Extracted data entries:
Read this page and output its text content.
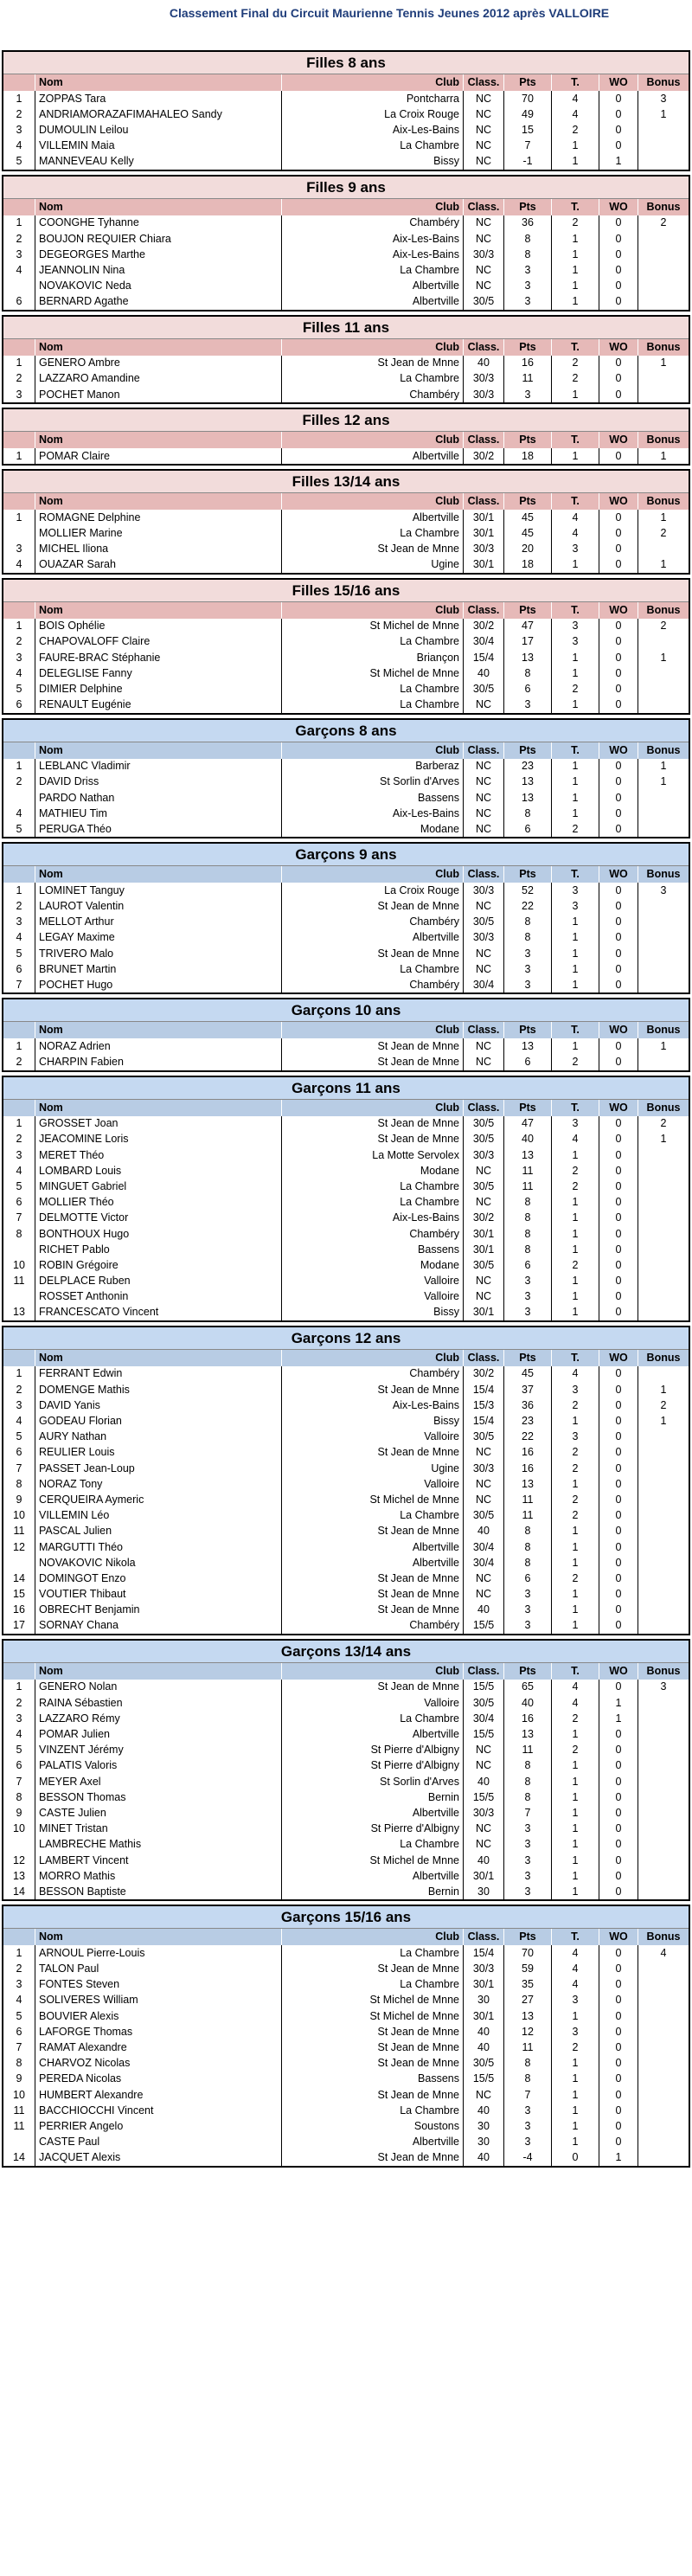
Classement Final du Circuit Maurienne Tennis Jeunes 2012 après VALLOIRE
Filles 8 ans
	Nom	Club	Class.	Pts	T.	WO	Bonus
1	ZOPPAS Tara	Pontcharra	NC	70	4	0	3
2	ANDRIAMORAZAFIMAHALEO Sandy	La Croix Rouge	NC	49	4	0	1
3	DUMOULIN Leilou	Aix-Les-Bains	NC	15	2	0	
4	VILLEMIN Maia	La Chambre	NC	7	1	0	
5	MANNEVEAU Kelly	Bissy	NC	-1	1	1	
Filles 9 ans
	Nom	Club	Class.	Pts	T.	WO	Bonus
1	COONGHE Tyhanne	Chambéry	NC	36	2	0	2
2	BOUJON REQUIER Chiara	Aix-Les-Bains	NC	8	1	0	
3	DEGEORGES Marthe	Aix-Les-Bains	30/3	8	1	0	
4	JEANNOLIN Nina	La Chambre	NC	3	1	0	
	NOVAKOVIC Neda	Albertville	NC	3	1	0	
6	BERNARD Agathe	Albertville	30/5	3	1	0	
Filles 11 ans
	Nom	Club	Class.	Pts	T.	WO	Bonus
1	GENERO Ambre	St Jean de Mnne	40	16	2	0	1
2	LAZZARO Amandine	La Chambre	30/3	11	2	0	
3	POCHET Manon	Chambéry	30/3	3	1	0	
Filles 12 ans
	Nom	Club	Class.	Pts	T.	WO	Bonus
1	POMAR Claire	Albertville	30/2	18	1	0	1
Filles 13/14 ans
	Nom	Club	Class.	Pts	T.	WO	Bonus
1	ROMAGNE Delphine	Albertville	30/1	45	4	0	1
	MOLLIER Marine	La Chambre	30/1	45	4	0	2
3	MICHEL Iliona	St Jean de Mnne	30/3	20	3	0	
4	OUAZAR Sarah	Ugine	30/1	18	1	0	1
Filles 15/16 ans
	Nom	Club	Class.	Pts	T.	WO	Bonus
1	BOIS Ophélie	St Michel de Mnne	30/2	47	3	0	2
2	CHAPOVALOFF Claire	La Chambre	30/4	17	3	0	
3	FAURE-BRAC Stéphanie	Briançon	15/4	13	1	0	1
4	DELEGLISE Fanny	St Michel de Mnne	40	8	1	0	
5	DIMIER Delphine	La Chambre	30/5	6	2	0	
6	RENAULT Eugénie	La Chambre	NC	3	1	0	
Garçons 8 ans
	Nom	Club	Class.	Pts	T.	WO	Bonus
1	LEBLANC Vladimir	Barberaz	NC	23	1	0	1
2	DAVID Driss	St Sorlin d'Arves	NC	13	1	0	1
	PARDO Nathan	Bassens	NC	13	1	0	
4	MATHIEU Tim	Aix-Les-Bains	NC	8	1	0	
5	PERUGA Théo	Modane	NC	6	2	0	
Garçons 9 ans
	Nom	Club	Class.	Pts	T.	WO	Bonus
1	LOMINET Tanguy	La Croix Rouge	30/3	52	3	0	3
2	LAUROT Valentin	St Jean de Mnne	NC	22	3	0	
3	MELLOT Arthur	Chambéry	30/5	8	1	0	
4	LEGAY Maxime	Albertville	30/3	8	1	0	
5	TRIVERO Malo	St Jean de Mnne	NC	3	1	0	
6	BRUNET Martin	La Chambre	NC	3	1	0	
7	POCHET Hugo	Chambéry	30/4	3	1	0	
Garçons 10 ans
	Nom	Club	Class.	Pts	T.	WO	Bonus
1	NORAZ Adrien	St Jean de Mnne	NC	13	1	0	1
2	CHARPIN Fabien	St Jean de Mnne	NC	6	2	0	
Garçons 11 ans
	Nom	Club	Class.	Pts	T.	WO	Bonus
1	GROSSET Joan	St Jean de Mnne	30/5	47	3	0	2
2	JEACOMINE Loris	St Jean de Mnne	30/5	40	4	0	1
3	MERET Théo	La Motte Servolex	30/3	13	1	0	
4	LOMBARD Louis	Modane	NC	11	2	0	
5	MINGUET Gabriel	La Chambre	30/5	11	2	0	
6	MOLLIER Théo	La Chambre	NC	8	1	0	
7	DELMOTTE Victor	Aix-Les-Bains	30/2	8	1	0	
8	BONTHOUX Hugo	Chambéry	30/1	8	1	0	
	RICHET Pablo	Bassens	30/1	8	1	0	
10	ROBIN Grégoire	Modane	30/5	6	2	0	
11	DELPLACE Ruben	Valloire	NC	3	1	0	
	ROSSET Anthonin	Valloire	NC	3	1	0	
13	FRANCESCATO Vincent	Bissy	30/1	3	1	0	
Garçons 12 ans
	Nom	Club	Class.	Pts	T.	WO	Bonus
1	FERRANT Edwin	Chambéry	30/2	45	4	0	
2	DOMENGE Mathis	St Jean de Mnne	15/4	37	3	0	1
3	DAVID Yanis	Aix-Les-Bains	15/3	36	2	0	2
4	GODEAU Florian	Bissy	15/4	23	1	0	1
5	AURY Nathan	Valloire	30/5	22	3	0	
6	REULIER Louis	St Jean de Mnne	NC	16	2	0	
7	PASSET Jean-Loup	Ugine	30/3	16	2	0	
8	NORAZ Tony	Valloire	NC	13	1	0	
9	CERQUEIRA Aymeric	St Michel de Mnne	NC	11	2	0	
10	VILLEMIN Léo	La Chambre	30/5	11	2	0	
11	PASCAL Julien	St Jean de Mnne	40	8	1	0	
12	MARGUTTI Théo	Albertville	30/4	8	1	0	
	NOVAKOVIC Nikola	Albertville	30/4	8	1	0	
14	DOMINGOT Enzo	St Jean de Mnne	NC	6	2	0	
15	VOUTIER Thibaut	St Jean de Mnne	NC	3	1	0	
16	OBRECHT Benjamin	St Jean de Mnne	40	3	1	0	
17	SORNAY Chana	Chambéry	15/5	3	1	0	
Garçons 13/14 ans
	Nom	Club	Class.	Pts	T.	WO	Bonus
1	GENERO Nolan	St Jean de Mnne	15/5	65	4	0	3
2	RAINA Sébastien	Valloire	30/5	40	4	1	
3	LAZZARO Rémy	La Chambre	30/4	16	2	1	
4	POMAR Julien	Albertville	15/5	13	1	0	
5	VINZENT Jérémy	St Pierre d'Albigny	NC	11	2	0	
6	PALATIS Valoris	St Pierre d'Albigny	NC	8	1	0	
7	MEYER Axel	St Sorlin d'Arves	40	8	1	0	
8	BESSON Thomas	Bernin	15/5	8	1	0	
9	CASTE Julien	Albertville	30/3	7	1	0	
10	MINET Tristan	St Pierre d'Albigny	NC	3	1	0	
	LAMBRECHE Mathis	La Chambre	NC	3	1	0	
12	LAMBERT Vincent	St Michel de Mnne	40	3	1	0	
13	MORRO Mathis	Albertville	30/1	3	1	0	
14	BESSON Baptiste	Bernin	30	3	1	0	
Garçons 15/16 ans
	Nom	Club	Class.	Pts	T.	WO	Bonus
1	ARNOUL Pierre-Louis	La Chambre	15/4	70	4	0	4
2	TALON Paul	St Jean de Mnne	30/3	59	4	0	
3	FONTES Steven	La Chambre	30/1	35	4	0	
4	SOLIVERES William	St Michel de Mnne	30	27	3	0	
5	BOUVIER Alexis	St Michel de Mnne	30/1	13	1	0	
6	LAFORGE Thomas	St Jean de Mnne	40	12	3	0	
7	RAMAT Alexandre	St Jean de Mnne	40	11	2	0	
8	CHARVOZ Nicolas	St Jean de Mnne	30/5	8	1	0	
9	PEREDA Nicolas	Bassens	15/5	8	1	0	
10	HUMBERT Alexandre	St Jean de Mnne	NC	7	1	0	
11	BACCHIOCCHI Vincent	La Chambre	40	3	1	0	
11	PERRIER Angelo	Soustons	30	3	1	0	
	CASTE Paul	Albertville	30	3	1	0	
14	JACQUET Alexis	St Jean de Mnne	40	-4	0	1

...

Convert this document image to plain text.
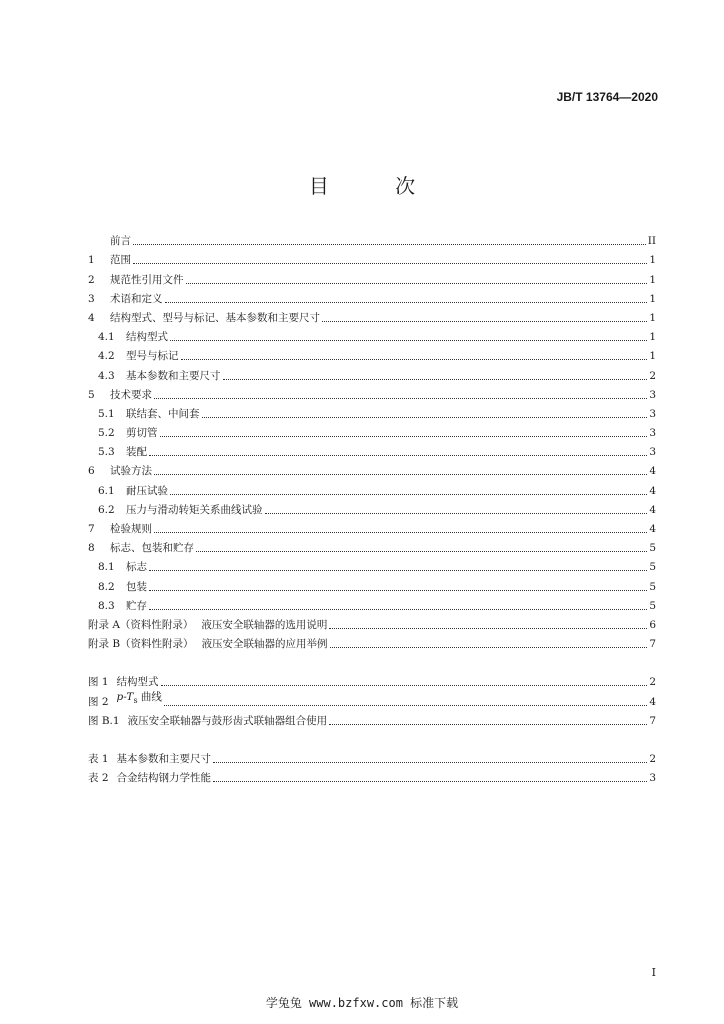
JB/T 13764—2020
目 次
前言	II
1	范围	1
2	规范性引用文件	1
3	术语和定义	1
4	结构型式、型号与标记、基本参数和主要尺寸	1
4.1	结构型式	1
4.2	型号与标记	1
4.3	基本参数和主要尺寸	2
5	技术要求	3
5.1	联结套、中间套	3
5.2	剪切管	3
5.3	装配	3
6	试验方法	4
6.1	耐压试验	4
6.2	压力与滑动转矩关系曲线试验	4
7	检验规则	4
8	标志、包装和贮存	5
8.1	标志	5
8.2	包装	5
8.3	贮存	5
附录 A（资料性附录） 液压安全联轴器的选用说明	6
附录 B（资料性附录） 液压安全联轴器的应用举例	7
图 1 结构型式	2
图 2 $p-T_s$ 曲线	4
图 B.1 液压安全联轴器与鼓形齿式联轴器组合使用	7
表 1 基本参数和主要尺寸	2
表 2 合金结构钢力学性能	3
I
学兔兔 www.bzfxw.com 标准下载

THE PROBLEM:
In the lines above, locate the string "Mathis". Copy every line where it occurs.

SOLUTION FOR THIS PROBLEM:
2	DOMENGE Mathis	St Jean de Mnne	15/4	37	3	0	1
	LAMBRECHE Mathis	La Chambre	NC	3	1	0	
13	MORRO Mathis	Albertville	30/1	3	1	0	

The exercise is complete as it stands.